Exercise description — Output every line of the records below verbatim, leaving out the pictures.

Records shown —
□ □ □ □ □ □ □
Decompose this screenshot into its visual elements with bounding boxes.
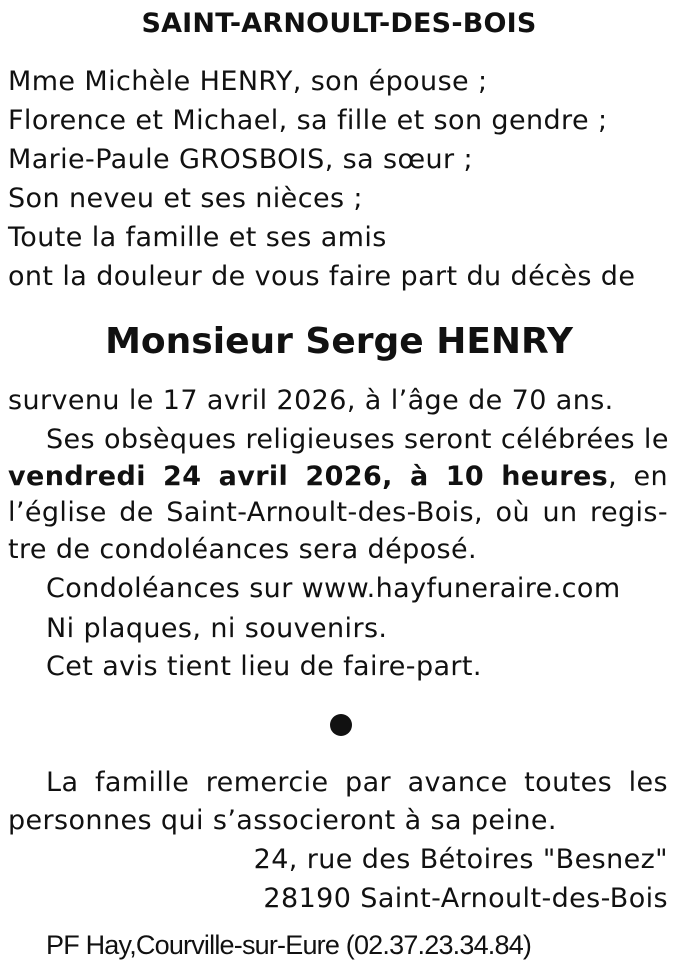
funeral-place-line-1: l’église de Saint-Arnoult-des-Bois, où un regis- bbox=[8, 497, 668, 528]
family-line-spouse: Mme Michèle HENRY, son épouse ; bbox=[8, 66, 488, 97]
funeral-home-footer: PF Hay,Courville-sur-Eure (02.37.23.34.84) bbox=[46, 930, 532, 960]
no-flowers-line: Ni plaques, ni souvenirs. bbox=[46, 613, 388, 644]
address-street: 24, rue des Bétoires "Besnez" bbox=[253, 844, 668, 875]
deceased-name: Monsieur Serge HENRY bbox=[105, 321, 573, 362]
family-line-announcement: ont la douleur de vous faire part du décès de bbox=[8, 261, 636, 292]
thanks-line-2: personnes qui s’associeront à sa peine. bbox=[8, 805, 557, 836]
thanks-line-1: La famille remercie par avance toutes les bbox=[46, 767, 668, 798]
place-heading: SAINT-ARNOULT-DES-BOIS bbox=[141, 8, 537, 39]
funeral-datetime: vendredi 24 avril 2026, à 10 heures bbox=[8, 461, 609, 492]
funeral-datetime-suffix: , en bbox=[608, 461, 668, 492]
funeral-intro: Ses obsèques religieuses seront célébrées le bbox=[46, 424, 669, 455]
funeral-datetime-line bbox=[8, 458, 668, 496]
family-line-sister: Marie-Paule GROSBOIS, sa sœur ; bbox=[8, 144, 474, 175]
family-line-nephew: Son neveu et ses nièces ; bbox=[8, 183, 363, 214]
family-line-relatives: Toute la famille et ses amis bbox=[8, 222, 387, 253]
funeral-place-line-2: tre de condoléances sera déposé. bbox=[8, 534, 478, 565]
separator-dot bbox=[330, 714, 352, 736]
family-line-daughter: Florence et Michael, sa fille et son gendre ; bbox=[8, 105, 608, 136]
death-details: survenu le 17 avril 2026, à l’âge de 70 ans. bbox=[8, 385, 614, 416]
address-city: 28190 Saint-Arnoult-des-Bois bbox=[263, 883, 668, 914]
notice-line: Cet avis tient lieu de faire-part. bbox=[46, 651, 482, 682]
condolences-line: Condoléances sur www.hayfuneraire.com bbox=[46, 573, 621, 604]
□ □ □ □ □ □ □
Answer —
Decompose this screenshot into its visual elements with bounding boxes.
funeral-place-line-1: l’église de Saint-Arnoult-des-Bois, où un regis- bbox=[8, 497, 668, 528]
family-line-spouse: Mme Michèle HENRY, son épouse ; bbox=[8, 66, 488, 97]
funeral-home-footer: PF Hay,Courville-sur-Eure (02.37.23.34.84) bbox=[46, 930, 532, 960]
no-flowers-line: Ni plaques, ni souvenirs. bbox=[46, 613, 388, 644]
address-street: 24, rue des Bétoires "Besnez" bbox=[253, 844, 668, 875]
deceased-name: Monsieur Serge HENRY bbox=[105, 321, 573, 362]
family-line-announcement: ont la douleur de vous faire part du décès de bbox=[8, 261, 636, 292]
thanks-line-2: personnes qui s’associeront à sa peine. bbox=[8, 805, 557, 836]
thanks-line-1: La famille remercie par avance toutes les bbox=[46, 767, 668, 798]
place-heading: SAINT-ARNOULT-DES-BOIS bbox=[141, 8, 537, 39]
funeral-datetime: vendredi 24 avril 2026, à 10 heures bbox=[8, 461, 609, 492]
funeral-datetime-suffix: , en bbox=[608, 461, 668, 492]
funeral-intro: Ses obsèques religieuses seront célébrées le bbox=[46, 424, 669, 455]
funeral-datetime-line bbox=[8, 458, 668, 496]
family-line-sister: Marie-Paule GROSBOIS, sa sœur ; bbox=[8, 144, 474, 175]
family-line-nephew: Son neveu et ses nièces ; bbox=[8, 183, 363, 214]
family-line-relatives: Toute la famille et ses amis bbox=[8, 222, 387, 253]
funeral-place-line-2: tre de condoléances sera déposé. bbox=[8, 534, 478, 565]
separator-dot bbox=[330, 714, 352, 736]
family-line-daughter: Florence et Michael, sa fille et son gendre ; bbox=[8, 105, 608, 136]
death-details: survenu le 17 avril 2026, à l’âge de 70 ans. bbox=[8, 385, 614, 416]
address-city: 28190 Saint-Arnoult-des-Bois bbox=[263, 883, 668, 914]
notice-line: Cet avis tient lieu de faire-part. bbox=[46, 651, 482, 682]
condolences-line: Condoléances sur www.hayfuneraire.com bbox=[46, 573, 621, 604]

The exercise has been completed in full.